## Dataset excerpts
▼

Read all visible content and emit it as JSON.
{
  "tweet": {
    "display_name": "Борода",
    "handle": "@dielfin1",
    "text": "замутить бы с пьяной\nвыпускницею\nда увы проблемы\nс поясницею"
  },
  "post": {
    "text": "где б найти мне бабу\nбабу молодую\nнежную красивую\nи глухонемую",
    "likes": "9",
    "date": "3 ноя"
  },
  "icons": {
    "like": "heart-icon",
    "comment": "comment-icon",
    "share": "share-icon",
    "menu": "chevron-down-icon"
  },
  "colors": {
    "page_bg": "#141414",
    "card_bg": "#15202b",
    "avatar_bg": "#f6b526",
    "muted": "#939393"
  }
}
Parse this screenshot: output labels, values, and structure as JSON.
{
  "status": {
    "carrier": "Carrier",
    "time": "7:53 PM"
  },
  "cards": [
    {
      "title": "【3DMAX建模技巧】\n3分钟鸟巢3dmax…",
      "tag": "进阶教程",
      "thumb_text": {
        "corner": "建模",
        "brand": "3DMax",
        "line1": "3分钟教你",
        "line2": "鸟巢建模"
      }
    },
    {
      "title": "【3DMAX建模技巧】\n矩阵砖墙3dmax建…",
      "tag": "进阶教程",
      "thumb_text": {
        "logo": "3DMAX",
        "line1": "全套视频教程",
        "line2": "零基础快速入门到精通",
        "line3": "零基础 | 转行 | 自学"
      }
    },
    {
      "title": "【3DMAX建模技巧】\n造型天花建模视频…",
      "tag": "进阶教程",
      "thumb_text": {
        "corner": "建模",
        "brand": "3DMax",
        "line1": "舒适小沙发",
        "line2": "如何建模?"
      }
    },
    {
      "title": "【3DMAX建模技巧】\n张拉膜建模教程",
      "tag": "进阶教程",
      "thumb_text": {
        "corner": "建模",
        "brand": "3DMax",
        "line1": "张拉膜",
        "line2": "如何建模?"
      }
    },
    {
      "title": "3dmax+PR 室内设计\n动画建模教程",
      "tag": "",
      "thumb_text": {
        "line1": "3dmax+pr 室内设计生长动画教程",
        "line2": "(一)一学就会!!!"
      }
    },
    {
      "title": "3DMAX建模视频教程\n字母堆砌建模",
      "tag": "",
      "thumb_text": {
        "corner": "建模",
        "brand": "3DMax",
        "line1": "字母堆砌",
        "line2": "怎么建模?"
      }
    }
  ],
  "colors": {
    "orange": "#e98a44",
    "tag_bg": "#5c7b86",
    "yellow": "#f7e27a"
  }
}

▲

## To be done
Nothing in the data may differ; print all of it exactly as written.

## Task output
Read all visible content and emit it as JSON.
{
  "tweet": {
    "display_name": "Борода",
    "handle": "@dielfin1",
    "text": "замутить бы с пьяной\nвыпускницею\nда увы проблемы\nс поясницею"
  },
  "post": {
    "text": "где б найти мне бабу\nбабу молодую\nнежную красивую\nи глухонемую",
    "likes": "9",
    "date": "3 ноя"
  },
  "icons": {
    "like": "heart-icon",
    "comment": "comment-icon",
    "share": "share-icon",
    "menu": "chevron-down-icon"
  },
  "colors": {
    "page_bg": "#141414",
    "card_bg": "#15202b",
    "avatar_bg": "#f6b526",
    "muted": "#939393"
  }
}
Parse this screenshot: output labels, values, and structure as JSON.
{
  "status": {
    "carrier": "Carrier",
    "time": "7:53 PM"
  },
  "cards": [
    {
      "title": "【3DMAX建模技巧】\n3分钟鸟巢3dmax…",
      "tag": "进阶教程",
      "thumb_text": {
        "corner": "建模",
        "brand": "3DMax",
        "line1": "3分钟教你",
        "line2": "鸟巢建模"
      }
    },
    {
      "title": "【3DMAX建模技巧】\n矩阵砖墙3dmax建…",
      "tag": "进阶教程",
      "thumb_text": {
        "logo": "3DMAX",
        "line1": "全套视频教程",
        "line2": "零基础快速入门到精通",
        "line3": "零基础 | 转行 | 自学"
      }
    },
    {
      "title": "【3DMAX建模技巧】\n造型天花建模视频…",
      "tag": "进阶教程",
      "thumb_text": {
        "corner": "建模",
        "brand": "3DMax",
        "line1": "舒适小沙发",
        "line2": "如何建模?"
      }
    },
    {
      "title": "【3DMAX建模技巧】\n张拉膜建模教程",
      "tag": "进阶教程",
      "thumb_text": {
        "corner": "建模",
        "brand": "3DMax",
        "line1": "张拉膜",
        "line2": "如何建模?"
      }
    },
    {
      "title": "3dmax+PR 室内设计\n动画建模教程",
      "tag": "",
      "thumb_text": {
        "line1": "3dmax+pr 室内设计生长动画教程",
        "line2": "(一)一学就会!!!"
      }
    },
    {
      "title": "3DMAX建模视频教程\n字母堆砌建模",
      "tag": "",
      "thumb_text": {
        "corner": "建模",
        "brand": "3DMax",
        "line1": "字母堆砌",
        "line2": "怎么建模?"
      }
    }
  ],
  "colors": {
    "orange": "#e98a44",
    "tag_bg": "#5c7b86",
    "yellow": "#f7e27a"
  }
}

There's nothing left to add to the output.